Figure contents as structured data
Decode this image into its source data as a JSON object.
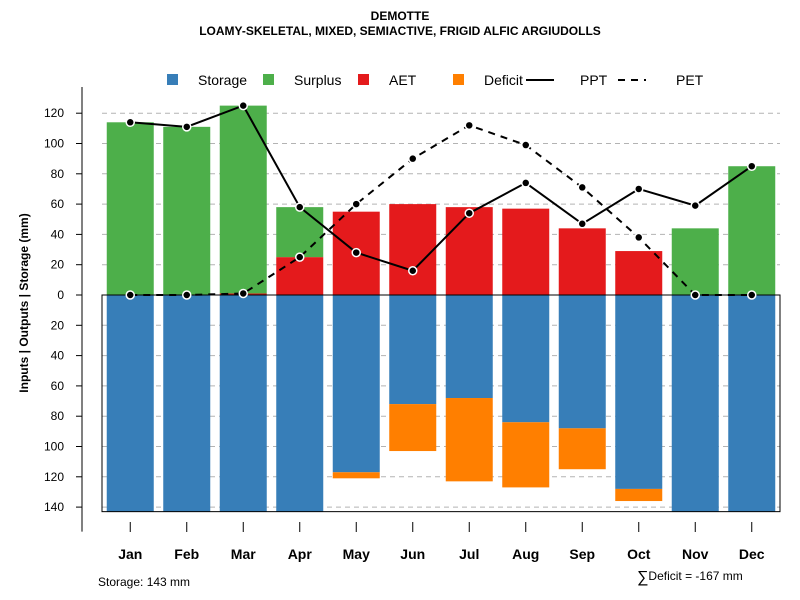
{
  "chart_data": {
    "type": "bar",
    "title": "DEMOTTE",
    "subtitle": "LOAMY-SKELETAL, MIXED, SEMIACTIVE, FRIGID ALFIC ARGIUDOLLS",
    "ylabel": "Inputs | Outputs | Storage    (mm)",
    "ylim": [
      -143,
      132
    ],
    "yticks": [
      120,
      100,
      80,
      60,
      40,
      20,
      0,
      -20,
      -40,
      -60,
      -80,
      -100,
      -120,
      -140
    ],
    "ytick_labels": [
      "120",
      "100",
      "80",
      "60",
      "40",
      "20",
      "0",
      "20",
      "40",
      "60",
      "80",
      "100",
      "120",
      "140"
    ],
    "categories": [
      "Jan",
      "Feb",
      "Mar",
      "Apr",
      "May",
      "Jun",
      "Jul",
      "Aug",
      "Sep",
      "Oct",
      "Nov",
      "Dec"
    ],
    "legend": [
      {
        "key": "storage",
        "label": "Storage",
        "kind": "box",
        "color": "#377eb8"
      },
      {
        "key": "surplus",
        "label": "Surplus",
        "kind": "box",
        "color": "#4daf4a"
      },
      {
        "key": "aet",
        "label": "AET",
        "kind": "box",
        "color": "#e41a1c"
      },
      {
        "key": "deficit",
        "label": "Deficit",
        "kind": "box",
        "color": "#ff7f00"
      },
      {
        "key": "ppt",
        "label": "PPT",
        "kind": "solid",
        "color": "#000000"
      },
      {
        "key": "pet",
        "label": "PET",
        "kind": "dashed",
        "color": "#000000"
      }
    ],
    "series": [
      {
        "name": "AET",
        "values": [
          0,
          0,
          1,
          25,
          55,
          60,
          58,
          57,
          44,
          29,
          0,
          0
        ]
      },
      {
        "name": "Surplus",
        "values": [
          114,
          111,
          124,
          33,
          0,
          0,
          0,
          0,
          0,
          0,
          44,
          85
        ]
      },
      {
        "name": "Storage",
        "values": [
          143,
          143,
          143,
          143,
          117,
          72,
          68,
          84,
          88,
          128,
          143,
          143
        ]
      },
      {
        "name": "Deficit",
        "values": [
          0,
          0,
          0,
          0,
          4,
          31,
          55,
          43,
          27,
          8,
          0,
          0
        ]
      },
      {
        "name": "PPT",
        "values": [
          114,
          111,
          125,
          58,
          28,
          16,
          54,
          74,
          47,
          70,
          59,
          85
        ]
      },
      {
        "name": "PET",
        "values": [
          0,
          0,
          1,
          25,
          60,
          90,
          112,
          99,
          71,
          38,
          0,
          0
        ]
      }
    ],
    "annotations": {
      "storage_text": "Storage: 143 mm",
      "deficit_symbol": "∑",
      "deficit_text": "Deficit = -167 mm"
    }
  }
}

--

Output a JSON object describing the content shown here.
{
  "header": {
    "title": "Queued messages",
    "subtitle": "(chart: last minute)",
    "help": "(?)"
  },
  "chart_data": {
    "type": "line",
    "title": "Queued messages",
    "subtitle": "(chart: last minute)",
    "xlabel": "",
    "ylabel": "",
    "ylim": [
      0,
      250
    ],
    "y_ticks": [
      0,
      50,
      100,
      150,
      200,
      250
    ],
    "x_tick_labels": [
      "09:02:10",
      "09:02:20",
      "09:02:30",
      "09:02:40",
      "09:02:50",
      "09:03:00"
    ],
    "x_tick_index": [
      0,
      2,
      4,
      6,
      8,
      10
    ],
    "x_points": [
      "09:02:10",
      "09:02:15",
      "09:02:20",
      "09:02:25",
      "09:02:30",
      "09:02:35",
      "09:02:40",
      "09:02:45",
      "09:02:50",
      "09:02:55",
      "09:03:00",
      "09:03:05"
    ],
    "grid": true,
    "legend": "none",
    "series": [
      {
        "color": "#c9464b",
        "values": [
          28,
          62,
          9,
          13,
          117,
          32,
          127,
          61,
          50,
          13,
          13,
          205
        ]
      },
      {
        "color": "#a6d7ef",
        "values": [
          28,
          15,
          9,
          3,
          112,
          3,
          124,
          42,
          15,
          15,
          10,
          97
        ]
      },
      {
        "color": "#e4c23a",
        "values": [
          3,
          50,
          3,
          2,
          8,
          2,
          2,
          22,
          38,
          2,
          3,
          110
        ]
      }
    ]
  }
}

**Requirements**.
From the entries above, copy every line that holds the word "ylabel".

**Solution**.
    "ylabel": "Inputs | Outputs | Storage    (mm)",
    "ylabel": "",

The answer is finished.